◆ **WHAT YOU WILL DO**: Copy the rows below word for word, starting with the first row and ending with the row that contains "- capacitor C1 bypass: [197, 183, 224, 197]", including that row.

Dataset items
□ □ □

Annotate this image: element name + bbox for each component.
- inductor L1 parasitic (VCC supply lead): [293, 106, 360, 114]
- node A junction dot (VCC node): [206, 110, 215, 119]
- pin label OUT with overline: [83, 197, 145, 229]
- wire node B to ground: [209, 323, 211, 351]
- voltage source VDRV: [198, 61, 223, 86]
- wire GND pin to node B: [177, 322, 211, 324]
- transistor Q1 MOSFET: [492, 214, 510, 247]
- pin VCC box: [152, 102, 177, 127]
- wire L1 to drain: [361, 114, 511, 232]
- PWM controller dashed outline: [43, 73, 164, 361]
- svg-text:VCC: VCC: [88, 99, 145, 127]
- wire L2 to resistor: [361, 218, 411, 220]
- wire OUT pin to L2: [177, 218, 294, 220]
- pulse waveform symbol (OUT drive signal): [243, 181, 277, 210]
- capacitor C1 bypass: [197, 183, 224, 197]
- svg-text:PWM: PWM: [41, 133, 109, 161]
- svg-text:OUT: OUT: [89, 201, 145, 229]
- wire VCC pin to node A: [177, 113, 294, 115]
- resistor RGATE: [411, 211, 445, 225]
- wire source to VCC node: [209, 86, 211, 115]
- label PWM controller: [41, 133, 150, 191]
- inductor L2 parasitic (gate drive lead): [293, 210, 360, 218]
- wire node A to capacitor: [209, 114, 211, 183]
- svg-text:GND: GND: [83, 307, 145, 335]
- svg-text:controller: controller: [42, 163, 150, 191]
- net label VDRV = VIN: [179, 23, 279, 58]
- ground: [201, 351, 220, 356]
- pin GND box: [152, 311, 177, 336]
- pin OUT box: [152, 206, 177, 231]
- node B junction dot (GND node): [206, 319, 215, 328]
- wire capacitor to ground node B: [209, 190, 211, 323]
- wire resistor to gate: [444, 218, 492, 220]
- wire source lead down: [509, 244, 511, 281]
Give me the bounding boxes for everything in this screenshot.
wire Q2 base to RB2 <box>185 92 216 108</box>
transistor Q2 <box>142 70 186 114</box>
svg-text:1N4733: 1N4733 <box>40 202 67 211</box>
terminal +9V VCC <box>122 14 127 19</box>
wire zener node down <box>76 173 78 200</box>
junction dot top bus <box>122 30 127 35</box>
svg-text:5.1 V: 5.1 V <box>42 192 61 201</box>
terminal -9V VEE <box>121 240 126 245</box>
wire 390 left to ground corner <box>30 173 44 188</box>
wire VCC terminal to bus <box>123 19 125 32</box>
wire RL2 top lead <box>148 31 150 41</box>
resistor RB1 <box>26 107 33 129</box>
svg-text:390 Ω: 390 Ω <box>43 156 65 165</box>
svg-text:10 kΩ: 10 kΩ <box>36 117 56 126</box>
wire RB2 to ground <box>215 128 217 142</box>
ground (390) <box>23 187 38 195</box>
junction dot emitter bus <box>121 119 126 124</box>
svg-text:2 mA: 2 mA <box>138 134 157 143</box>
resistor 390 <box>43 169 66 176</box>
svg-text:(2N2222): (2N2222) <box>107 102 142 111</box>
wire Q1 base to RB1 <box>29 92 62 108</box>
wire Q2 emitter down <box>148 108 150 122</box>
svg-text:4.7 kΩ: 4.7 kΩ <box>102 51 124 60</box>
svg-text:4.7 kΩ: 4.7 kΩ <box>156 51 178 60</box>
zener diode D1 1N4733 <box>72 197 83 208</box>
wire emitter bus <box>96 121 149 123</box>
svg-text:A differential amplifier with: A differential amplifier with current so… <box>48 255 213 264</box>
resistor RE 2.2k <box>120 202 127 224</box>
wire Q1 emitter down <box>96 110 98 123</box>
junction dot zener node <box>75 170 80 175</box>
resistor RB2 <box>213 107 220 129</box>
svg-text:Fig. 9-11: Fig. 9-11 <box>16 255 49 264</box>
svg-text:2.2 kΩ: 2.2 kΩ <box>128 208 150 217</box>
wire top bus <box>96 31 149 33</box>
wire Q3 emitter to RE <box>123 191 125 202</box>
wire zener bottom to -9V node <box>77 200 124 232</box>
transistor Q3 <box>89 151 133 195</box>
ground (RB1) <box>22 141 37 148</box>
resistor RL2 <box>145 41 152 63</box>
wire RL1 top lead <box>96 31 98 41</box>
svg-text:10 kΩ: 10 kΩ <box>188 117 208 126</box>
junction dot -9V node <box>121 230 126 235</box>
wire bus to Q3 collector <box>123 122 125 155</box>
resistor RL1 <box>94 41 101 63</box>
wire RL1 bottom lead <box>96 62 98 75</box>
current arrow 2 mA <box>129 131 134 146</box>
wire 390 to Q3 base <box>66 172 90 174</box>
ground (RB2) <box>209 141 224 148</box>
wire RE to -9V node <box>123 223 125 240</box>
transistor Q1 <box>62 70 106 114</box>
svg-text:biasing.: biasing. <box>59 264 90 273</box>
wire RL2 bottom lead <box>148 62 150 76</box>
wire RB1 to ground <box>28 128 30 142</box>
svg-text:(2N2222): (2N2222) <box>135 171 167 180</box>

□ □ □

◆ **CORRECT ANSWER**:
Annotate this image: element name + bbox for each component.
- inductor L1 parasitic (VCC supply lead): [293, 106, 360, 114]
- node A junction dot (VCC node): [206, 110, 215, 119]
- pin label OUT with overline: [83, 197, 145, 229]
- wire node B to ground: [209, 323, 211, 351]
- voltage source VDRV: [198, 61, 223, 86]
- wire GND pin to node B: [177, 322, 211, 324]
- transistor Q1 MOSFET: [492, 214, 510, 247]
- pin VCC box: [152, 102, 177, 127]
- wire L1 to drain: [361, 114, 511, 232]
- PWM controller dashed outline: [43, 73, 164, 361]
- svg-text:VCC: VCC: [88, 99, 145, 127]
- wire L2 to resistor: [361, 218, 411, 220]
- wire OUT pin to L2: [177, 218, 294, 220]
- pulse waveform symbol (OUT drive signal): [243, 181, 277, 210]
- capacitor C1 bypass: [197, 183, 224, 197]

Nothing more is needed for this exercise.